- DATA PROVIDED
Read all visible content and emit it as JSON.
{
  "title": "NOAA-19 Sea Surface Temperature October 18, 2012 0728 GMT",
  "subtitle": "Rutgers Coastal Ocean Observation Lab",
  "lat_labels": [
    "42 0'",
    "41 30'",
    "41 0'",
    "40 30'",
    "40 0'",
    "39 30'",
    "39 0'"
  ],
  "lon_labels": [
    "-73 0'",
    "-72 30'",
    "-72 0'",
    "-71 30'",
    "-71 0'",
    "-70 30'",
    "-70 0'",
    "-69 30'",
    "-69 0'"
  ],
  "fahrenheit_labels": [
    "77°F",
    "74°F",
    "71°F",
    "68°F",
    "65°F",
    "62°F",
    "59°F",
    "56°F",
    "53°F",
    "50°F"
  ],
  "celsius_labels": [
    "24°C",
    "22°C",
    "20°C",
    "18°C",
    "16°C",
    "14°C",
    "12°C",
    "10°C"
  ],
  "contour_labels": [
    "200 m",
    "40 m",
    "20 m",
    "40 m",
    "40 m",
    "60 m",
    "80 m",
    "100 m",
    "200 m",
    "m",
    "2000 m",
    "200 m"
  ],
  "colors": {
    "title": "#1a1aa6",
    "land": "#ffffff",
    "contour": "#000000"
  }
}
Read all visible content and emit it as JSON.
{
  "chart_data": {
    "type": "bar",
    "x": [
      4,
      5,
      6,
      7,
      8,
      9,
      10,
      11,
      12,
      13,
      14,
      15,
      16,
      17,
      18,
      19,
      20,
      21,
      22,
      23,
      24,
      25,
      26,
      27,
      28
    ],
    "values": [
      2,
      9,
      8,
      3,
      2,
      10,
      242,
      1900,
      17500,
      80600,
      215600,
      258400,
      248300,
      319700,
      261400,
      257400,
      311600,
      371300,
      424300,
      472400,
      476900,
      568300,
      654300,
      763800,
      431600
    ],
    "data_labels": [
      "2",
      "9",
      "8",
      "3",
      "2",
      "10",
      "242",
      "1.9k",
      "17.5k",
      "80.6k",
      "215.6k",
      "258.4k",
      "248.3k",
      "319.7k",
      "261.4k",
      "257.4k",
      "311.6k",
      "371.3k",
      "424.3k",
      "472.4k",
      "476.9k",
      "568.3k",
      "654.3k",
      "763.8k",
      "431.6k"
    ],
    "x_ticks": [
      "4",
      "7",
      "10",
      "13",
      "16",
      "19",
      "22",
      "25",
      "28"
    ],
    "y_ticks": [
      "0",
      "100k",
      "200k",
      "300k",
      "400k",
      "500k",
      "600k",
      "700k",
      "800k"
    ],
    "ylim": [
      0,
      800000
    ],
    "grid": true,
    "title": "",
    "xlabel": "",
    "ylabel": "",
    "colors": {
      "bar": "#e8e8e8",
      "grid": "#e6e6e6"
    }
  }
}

- SHORT PROBLEM
The entries above should be repeated exactly, every one of them.

- FINAL RESULT
Read all visible content and emit it as JSON.
{
  "title": "NOAA-19 Sea Surface Temperature October 18, 2012 0728 GMT",
  "subtitle": "Rutgers Coastal Ocean Observation Lab",
  "lat_labels": [
    "42 0'",
    "41 30'",
    "41 0'",
    "40 30'",
    "40 0'",
    "39 30'",
    "39 0'"
  ],
  "lon_labels": [
    "-73 0'",
    "-72 30'",
    "-72 0'",
    "-71 30'",
    "-71 0'",
    "-70 30'",
    "-70 0'",
    "-69 30'",
    "-69 0'"
  ],
  "fahrenheit_labels": [
    "77°F",
    "74°F",
    "71°F",
    "68°F",
    "65°F",
    "62°F",
    "59°F",
    "56°F",
    "53°F",
    "50°F"
  ],
  "celsius_labels": [
    "24°C",
    "22°C",
    "20°C",
    "18°C",
    "16°C",
    "14°C",
    "12°C",
    "10°C"
  ],
  "contour_labels": [
    "200 m",
    "40 m",
    "20 m",
    "40 m",
    "40 m",
    "60 m",
    "80 m",
    "100 m",
    "200 m",
    "m",
    "2000 m",
    "200 m"
  ],
  "colors": {
    "title": "#1a1aa6",
    "land": "#ffffff",
    "contour": "#000000"
  }
}
Read all visible content and emit it as JSON.
{
  "chart_data": {
    "type": "bar",
    "x": [
      4,
      5,
      6,
      7,
      8,
      9,
      10,
      11,
      12,
      13,
      14,
      15,
      16,
      17,
      18,
      19,
      20,
      21,
      22,
      23,
      24,
      25,
      26,
      27,
      28
    ],
    "values": [
      2,
      9,
      8,
      3,
      2,
      10,
      242,
      1900,
      17500,
      80600,
      215600,
      258400,
      248300,
      319700,
      261400,
      257400,
      311600,
      371300,
      424300,
      472400,
      476900,
      568300,
      654300,
      763800,
      431600
    ],
    "data_labels": [
      "2",
      "9",
      "8",
      "3",
      "2",
      "10",
      "242",
      "1.9k",
      "17.5k",
      "80.6k",
      "215.6k",
      "258.4k",
      "248.3k",
      "319.7k",
      "261.4k",
      "257.4k",
      "311.6k",
      "371.3k",
      "424.3k",
      "472.4k",
      "476.9k",
      "568.3k",
      "654.3k",
      "763.8k",
      "431.6k"
    ],
    "x_ticks": [
      "4",
      "7",
      "10",
      "13",
      "16",
      "19",
      "22",
      "25",
      "28"
    ],
    "y_ticks": [
      "0",
      "100k",
      "200k",
      "300k",
      "400k",
      "500k",
      "600k",
      "700k",
      "800k"
    ],
    "ylim": [
      0,
      800000
    ],
    "grid": true,
    "title": "",
    "xlabel": "",
    "ylabel": "",
    "colors": {
      "bar": "#e8e8e8",
      "grid": "#e6e6e6"
    }
  }
}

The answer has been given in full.